Without the pictures, give the entries below again exactly as written.

* Start Recorded data *

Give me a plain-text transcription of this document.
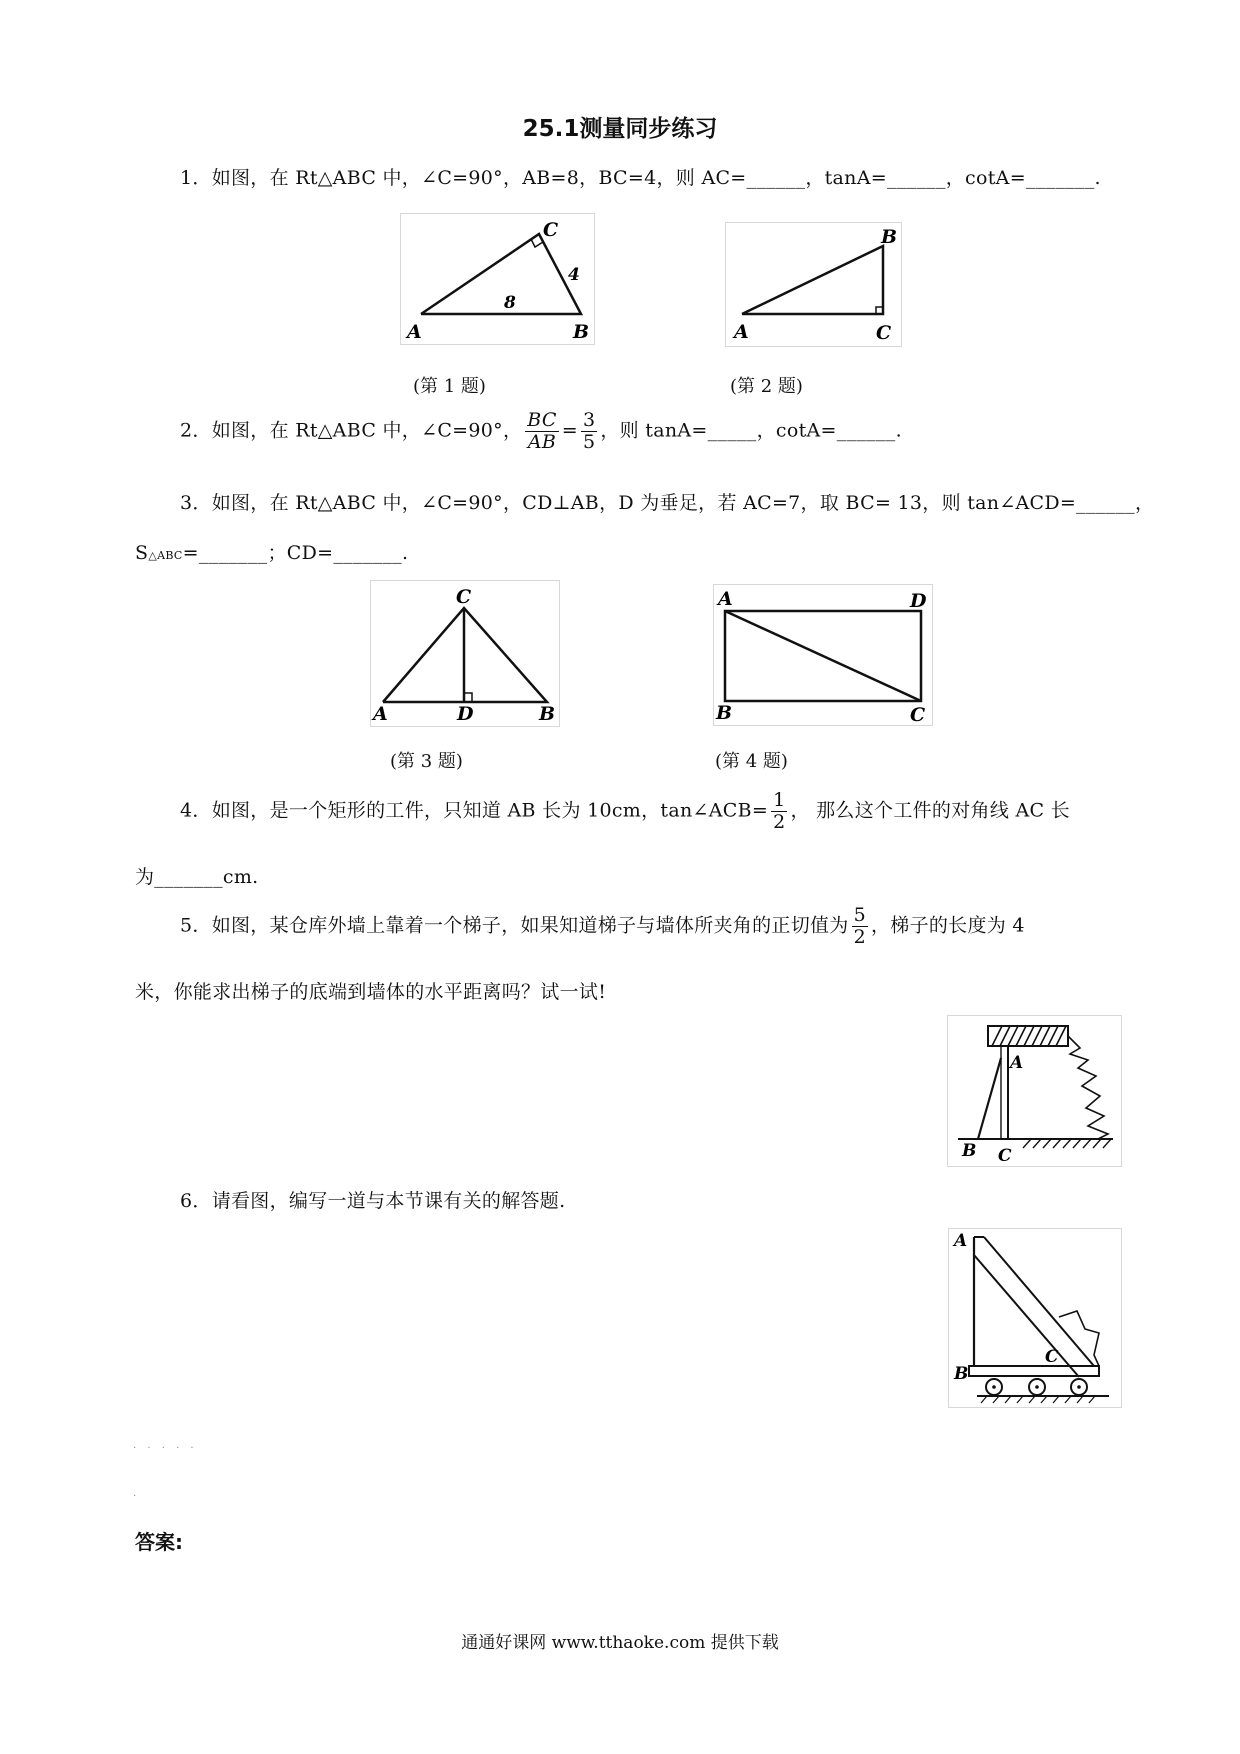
25.1测量同步练习
1．如图，在 Rt△ABC 中，∠C=90°，AB=8，BC=4，则 AC=______，tanA=______，cotA=_______.
A	B
C
8
4
(第 1 题)
A
B
C
(第 2 题)
2．如图，在 Rt△ABC 中，∠C=90°， $\frac{BC}{AB} = \frac{3}{5}$ ，则 tanA=_____，cotA=______.
3．如图，在 Rt△ABC 中，∠C=90°，CD⊥AB，D 为垂足，若 AC=7，取 BC= 13，则 tan∠ACD=______，
S△ABC=_______；CD=_______.
A	B
C
D
(第 3 题)
A	D
B	C
(第 4 题)
4．如图，是一个矩形的工件，只知道 AB 长为 10cm，tan∠ACB= $\frac{1}{2}$ ， 那么这个工件的对角线 AC 长
为_______cm.
5．如图，某仓库外墙上靠着一个梯子，如果知道梯子与墙体所夹角的正切值为 $\frac{5}{2}$ ，梯子的长度为 4
米，你能求出梯子的底端到墙体的水平距离吗？试一试!
A
B C
6．请看图，编写一道与本节课有关的解答题.
A
B
C
. . . . .
.
答案:
通通好课网 www.tthaoke.com 提供下载
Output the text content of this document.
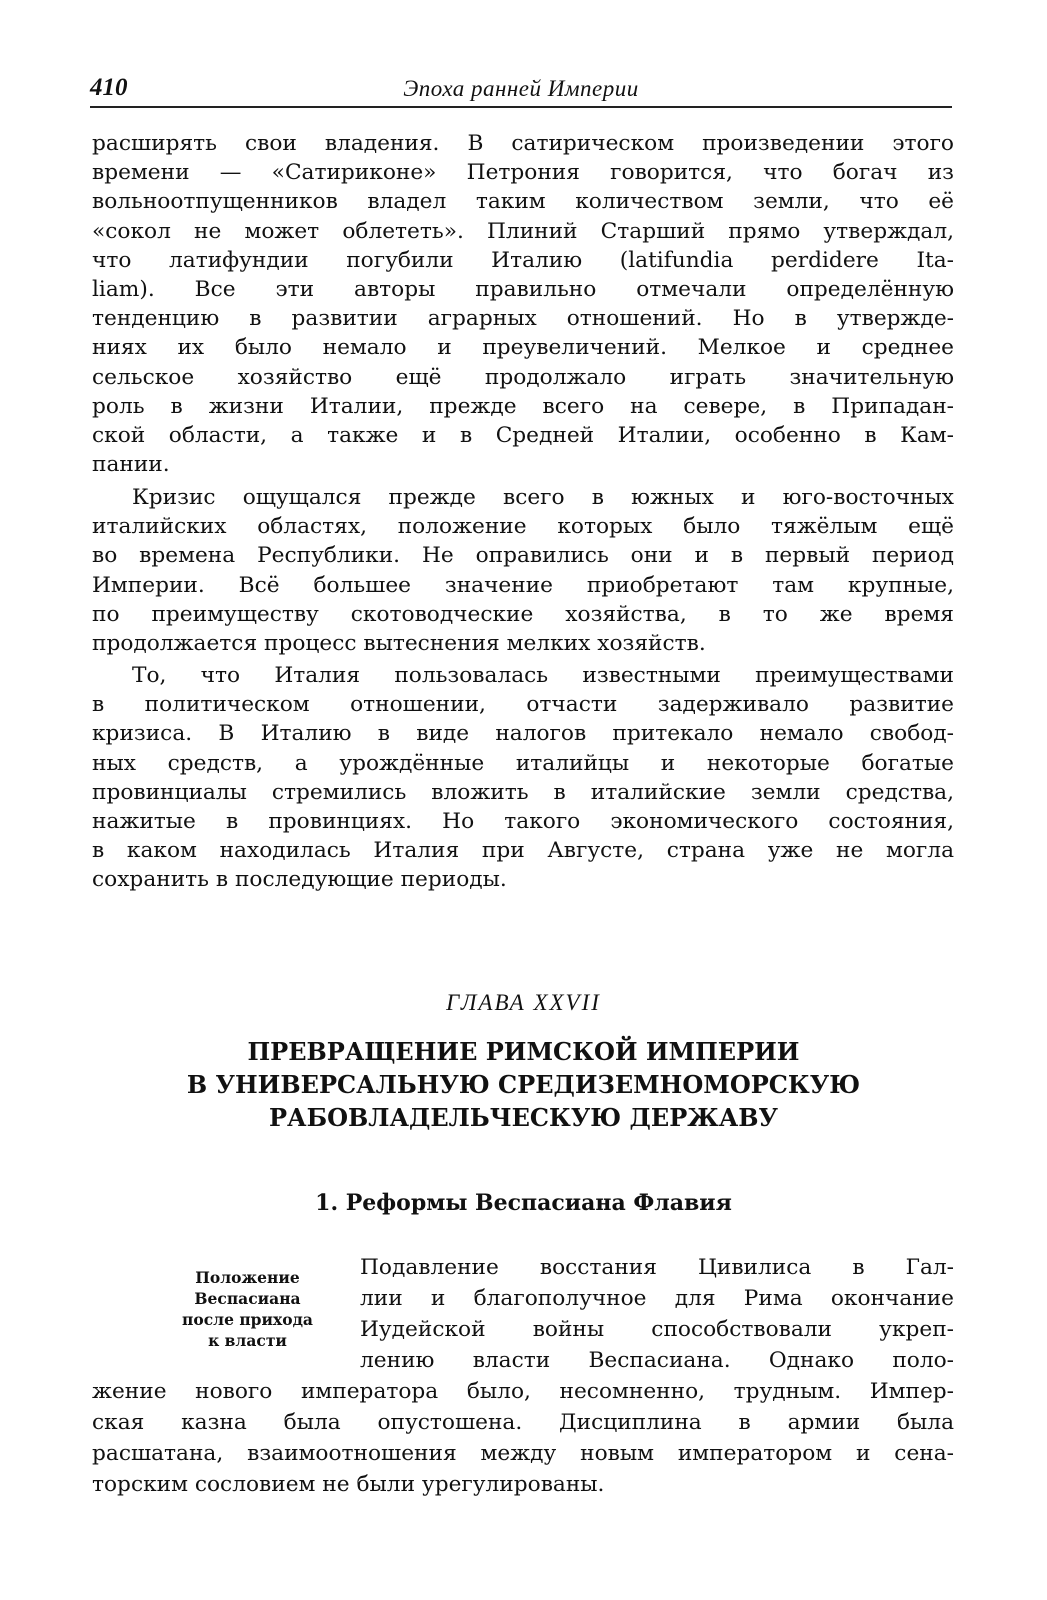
410	Эпоха ранней Империи
расширять свои владения. В сатирическом произведении этого
времени — «Сатириконе» Петрония говорится, что богач из
вольноотпущенников владел таким количеством земли, что её
«сокол не может облететь». Плиний Старший прямо утверждал,
что латифундии погубили Италию (latifundia perdidere Ita-
liam). Все эти авторы правильно отмечали определённую
тенденцию в развитии аграрных отношений. Но в утвержде-
ниях их было немало и преувеличений. Мелкое и среднее
сельское хозяйство ещё продолжало играть значительную
роль в жизни Италии, прежде всего на севере, в Припадан-
ской области, а также и в Средней Италии, особенно в Кам-
пании.
Кризис ощущался прежде всего в южных и юго-восточных
италийских областях, положение которых было тяжёлым ещё
во времена Республики. Не оправились они и в первый период
Империи. Всё большее значение приобретают там крупные,
по преимуществу скотоводческие хозяйства, в то же время
продолжается процесс вытеснения мелких хозяйств.
То, что Италия пользовалась известными преимуществами
в политическом отношении, отчасти задерживало развитие
кризиса. В Италию в виде налогов притекало немало свобод-
ных средств, а урождённые италийцы и некоторые богатые
провинциалы стремились вложить в италийские земли средства,
нажитые в провинциях. Но такого экономического состояния,
в каком находилась Италия при Августе, страна уже не могла
сохранить в последующие периоды.
ГЛАВА XXVII
ПРЕВРАЩЕНИЕ РИМСКОЙ ИМПЕРИИ
В УНИВЕРСАЛЬНУЮ СРЕДИЗЕМНОМОРСКУЮ
РАБОВЛАДЕЛЬЧЕСКУЮ ДЕРЖАВУ
1. Реформы Веспасиана Флавия
Положение
Веспасиана
после прихода
к власти
Подавление восстания Цивилиса в Гал-
лии и благополучное для Рима окончание
Иудейской войны способствовали укреп-
лению власти Веспасиана. Однако поло-
жение нового императора было, несомненно, трудным. Импер-
ская казна была опустошена. Дисциплина в армии была
расшатана, взаимоотношения между новым императором и сена-
торским сословием не были урегулированы.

* End Recorded data *

* **Response to this task**
Give me a plain-text transcription of this document.
25.1测量同步练习
1．如图，在 Rt△ABC 中，∠C=90°，AB=8，BC=4，则 AC=______，tanA=______，cotA=_______.
A	B
C
8
4
(第 1 题)
A
B
C
(第 2 题)
2．如图，在 Rt△ABC 中，∠C=90°， $\frac{BC}{AB} = \frac{3}{5}$ ，则 tanA=_____，cotA=______.
3．如图，在 Rt△ABC 中，∠C=90°，CD⊥AB，D 为垂足，若 AC=7，取 BC= 13，则 tan∠ACD=______，
S△ABC=_______；CD=_______.
A	B
C
D
(第 3 题)
A	D
B	C
(第 4 题)
4．如图，是一个矩形的工件，只知道 AB 长为 10cm，tan∠ACB= $\frac{1}{2}$ ， 那么这个工件的对角线 AC 长
为_______cm.
5．如图，某仓库外墙上靠着一个梯子，如果知道梯子与墙体所夹角的正切值为 $\frac{5}{2}$ ，梯子的长度为 4
米，你能求出梯子的底端到墙体的水平距离吗？试一试!
A
B C
6．请看图，编写一道与本节课有关的解答题.
A
B
C
. . . . .
.
答案:
通通好课网 www.tthaoke.com 提供下载
Output the text content of this document.
410	Эпоха ранней Империи
расширять свои владения. В сатирическом произведении этого
времени — «Сатириконе» Петрония говорится, что богач из
вольноотпущенников владел таким количеством земли, что её
«сокол не может облететь». Плиний Старший прямо утверждал,
что латифундии погубили Италию (latifundia perdidere Ita-
liam). Все эти авторы правильно отмечали определённую
тенденцию в развитии аграрных отношений. Но в утвержде-
ниях их было немало и преувеличений. Мелкое и среднее
сельское хозяйство ещё продолжало играть значительную
роль в жизни Италии, прежде всего на севере, в Припадан-
ской области, а также и в Средней Италии, особенно в Кам-
пании.
Кризис ощущался прежде всего в южных и юго-восточных
италийских областях, положение которых было тяжёлым ещё
во времена Республики. Не оправились они и в первый период
Империи. Всё большее значение приобретают там крупные,
по преимуществу скотоводческие хозяйства, в то же время
продолжается процесс вытеснения мелких хозяйств.
То, что Италия пользовалась известными преимуществами
в политическом отношении, отчасти задерживало развитие
кризиса. В Италию в виде налогов притекало немало свобод-
ных средств, а урождённые италийцы и некоторые богатые
провинциалы стремились вложить в италийские земли средства,
нажитые в провинциях. Но такого экономического состояния,
в каком находилась Италия при Августе, страна уже не могла
сохранить в последующие периоды.
ГЛАВА XXVII
ПРЕВРАЩЕНИЕ РИМСКОЙ ИМПЕРИИ
В УНИВЕРСАЛЬНУЮ СРЕДИЗЕМНОМОРСКУЮ
РАБОВЛАДЕЛЬЧЕСКУЮ ДЕРЖАВУ
1. Реформы Веспасиана Флавия
Положение
Веспасиана
после прихода
к власти
Подавление восстания Цивилиса в Гал-
лии и благополучное для Рима окончание
Иудейской войны способствовали укреп-
лению власти Веспасиана. Однако поло-
жение нового императора было, несомненно, трудным. Импер-
ская казна была опустошена. Дисциплина в армии была
расшатана, взаимоотношения между новым императором и сена-
торским сословием не были урегулированы.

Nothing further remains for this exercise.